STATED EXERCISE - Filter the records below down to lines containing "para".
— start of MATERIAL SUPPLIED —
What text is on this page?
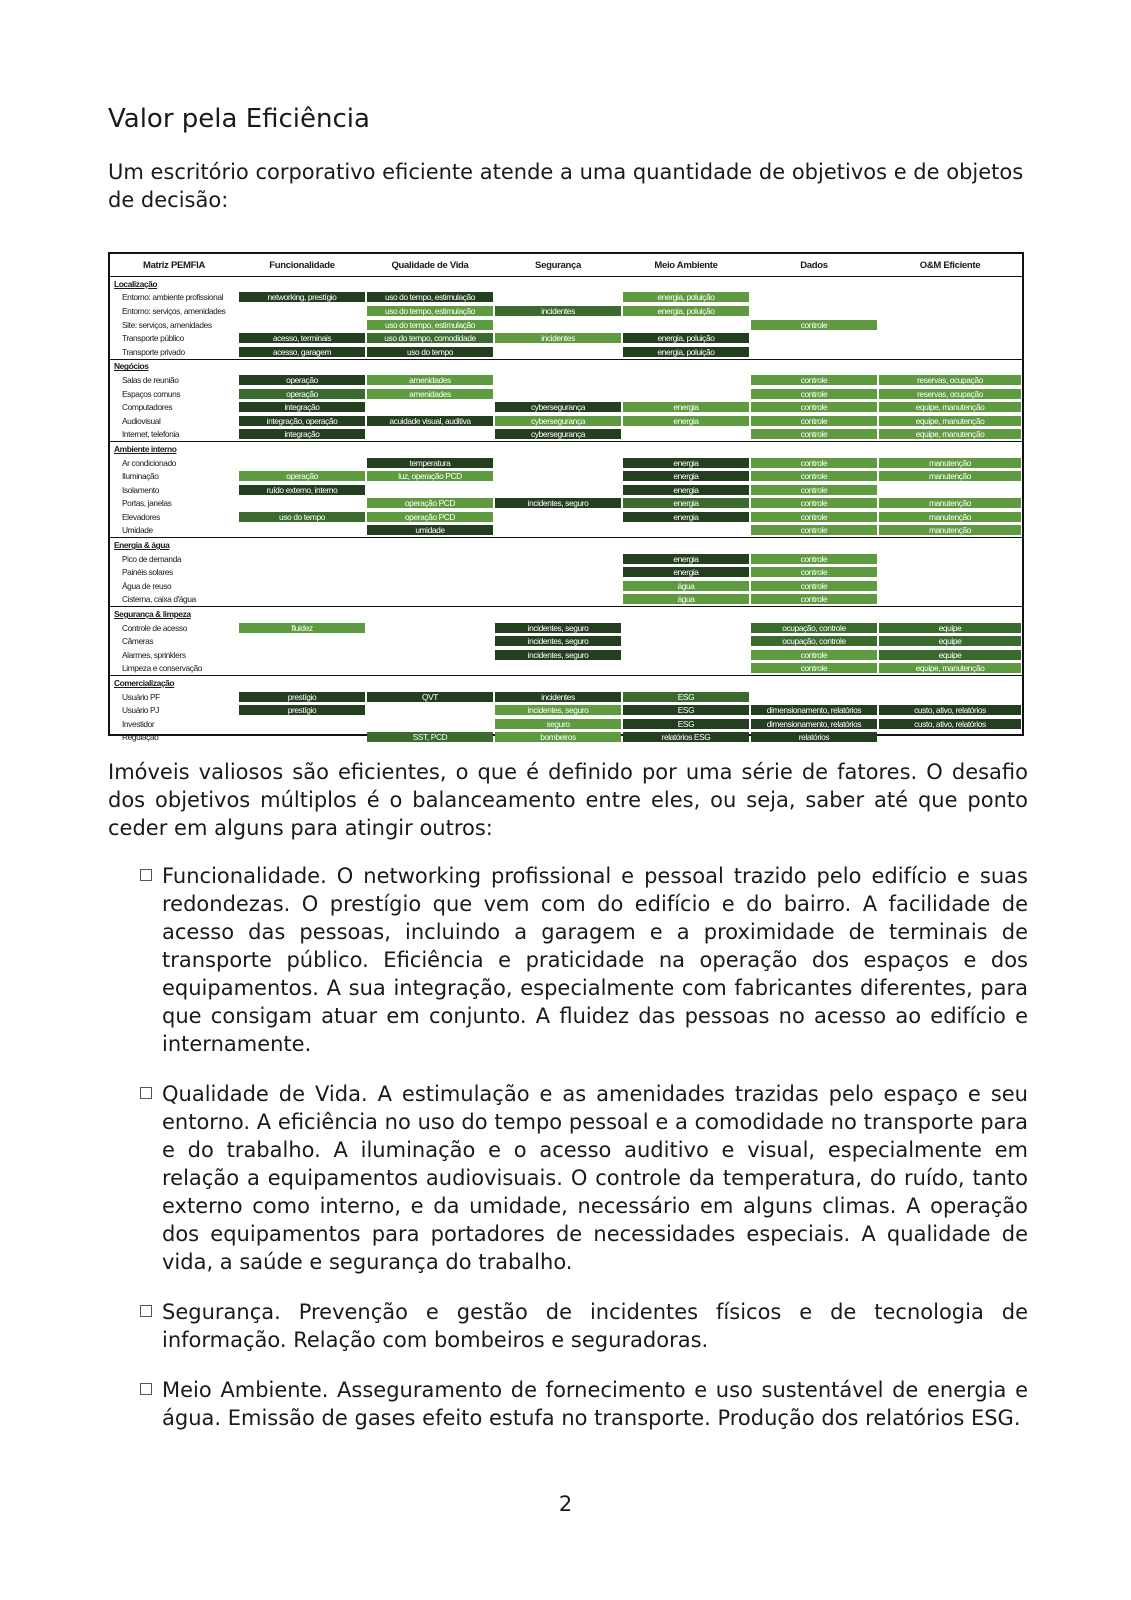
Valor pela Eficiência

Um escritório corporativo eficiente atende a uma quantidade de objetivos e de objetos de decisão:

Matriz PEMFIA	Funcionalidade	Qualidade de Vida	Segurança	Meio Ambiente	Dados	O&M Eficiente
Localização						
Entorno: ambiente profissional	networking, prestígio	uso do tempo, estimulação		energia, poluição		

Entorno: serviços, amenidades		uso do tempo, estimulação	incidentes	energia, poluição		

Site: serviços, amenidades		uso do tempo, estimulação			controle	

Transporte público	acesso, terminais	uso do tempo, comodidade	incidentes	energia, poluição		

Transporte privado	acesso, garagem	uso do tempo		energia, poluição		

Negócios						
Salas de reunião	operação	amenidades			controle	reservas, ocupação

Espaços comuns	operação	amenidades			controle	reservas, ocupação

Computadores	integração		cybersegurança	energia	controle	equipe, manutenção

Audiovisual	integração, operação	acuidade visual, auditiva	cybersegurança	energia	controle	equipe, manutenção

Internet, telefonia	integração		cybersegurança		controle	equipe, manutenção

Ambiente interno						
Ar condicionado		temperatura		energia	controle	manutenção

Iluminação	operação	luz, operação PCD		energia	controle	manutenção

Isolamento	ruído externo, interno			energia	controle	

Portas, janelas		operação PCD	incidentes, seguro	energia	controle	manutenção

Elevadores	uso do tempo	operação PCD		energia	controle	manutenção

Umidade		umidade			controle	manutenção

Energia & água						
Pico de demanda				energia	controle	

Painéis solares				energia	controle	

Água de reuso				água	controle	

Cisterna, caixa d'água				água	controle	

Segurança & limpeza						
Controle de acesso	fluidez		incidentes, seguro		ocupação, controle	equipe

Câmeras			incidentes, seguro		ocupação, controle	equipe

Alarmes, sprinklers			incidentes, seguro		controle	equipe

Limpeza e conservação					controle	equipe, manutenção

Comercialização						
Usuário PF	prestígio	QVT	incidentes	ESG		

Usuário PJ	prestígio		incidentes, seguro	ESG	dimensionamento, relatórios	custo, ativo, relatórios

Investidor			seguro	ESG	dimensionamento, relatórios	custo, ativo, relatórios

Regulação		SST, PCD	bombeiros	relatórios ESG	relatórios	

Imóveis valiosos são eficientes, o que é definido por uma série de fatores. O desafio dos objetivos múltiplos é o balanceamento entre eles, ou seja, saber até que ponto ceder em alguns para atingir outros:

Funcionalidade. O networking profissional e pessoal trazido pelo edifício e suas redondezas. O prestígio que vem com do edifício e do bairro. A facilidade de acesso das pessoas, incluindo a garagem e a proximidade de terminais de transporte público. Eficiência e praticidade na operação dos espaços e dos equipamentos. A sua integração, especialmente com fabricantes diferentes, para que consigam atuar em conjunto. A fluidez das pessoas no acesso ao edifício e internamente.
Qualidade de Vida. A estimulação e as amenidades trazidas pelo espaço e seu entorno. A eficiência no uso do tempo pessoal e a comodidade no transporte para e do trabalho. A iluminação e o acesso auditivo e visual, especialmente em relação a equipamentos audiovisuais. O controle da temperatura, do ruído, tanto externo como interno, e da umidade, necessário em alguns climas. A operação dos equipamentos para portadores de necessidades especiais. A qualidade de vida, a saúde e segurança do trabalho.
Segurança. Prevenção e gestão de incidentes físicos e de tecnologia de informação. Relação com bombeiros e seguradoras.
Meio Ambiente. Asseguramento de fornecimento e uso sustentável de energia e água. Emissão de gases efeito estufa no transporte. Produção dos relatórios ESG.
2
— end of MATERIAL SUPPLIED —
CORRECT RESPONSE -
Imóveis valiosos são eficientes, o que é definido por uma série de fatores. O desafio dos objetivos múltiplos é o balanceamento entre eles, ou seja, saber até que ponto ceder em alguns para atingir outros:
Funcionalidade. O networking profissional e pessoal trazido pelo edifício e suas redondezas. O prestígio que vem com do edifício e do bairro. A facilidade de acesso das pessoas, incluindo a garagem e a proximidade de terminais de transporte público. Eficiência e praticidade na operação dos espaços e dos equipamentos. A sua integração, especialmente com fabricantes diferentes, para que consigam atuar em conjunto. A fluidez das pessoas no acesso ao edifício e internamente.
Qualidade de Vida. A estimulação e as amenidades trazidas pelo espaço e seu entorno. A eficiência no uso do tempo pessoal e a comodidade no transporte para e do trabalho. A iluminação e o acesso auditivo e visual, especialmente em relação a equipamentos audiovisuais. O controle da temperatura, do ruído, tanto externo como interno, e da umidade, necessário em alguns climas. A operação dos equipamentos para portadores de necessidades especiais. A qualidade de vida, a saúde e segurança do trabalho.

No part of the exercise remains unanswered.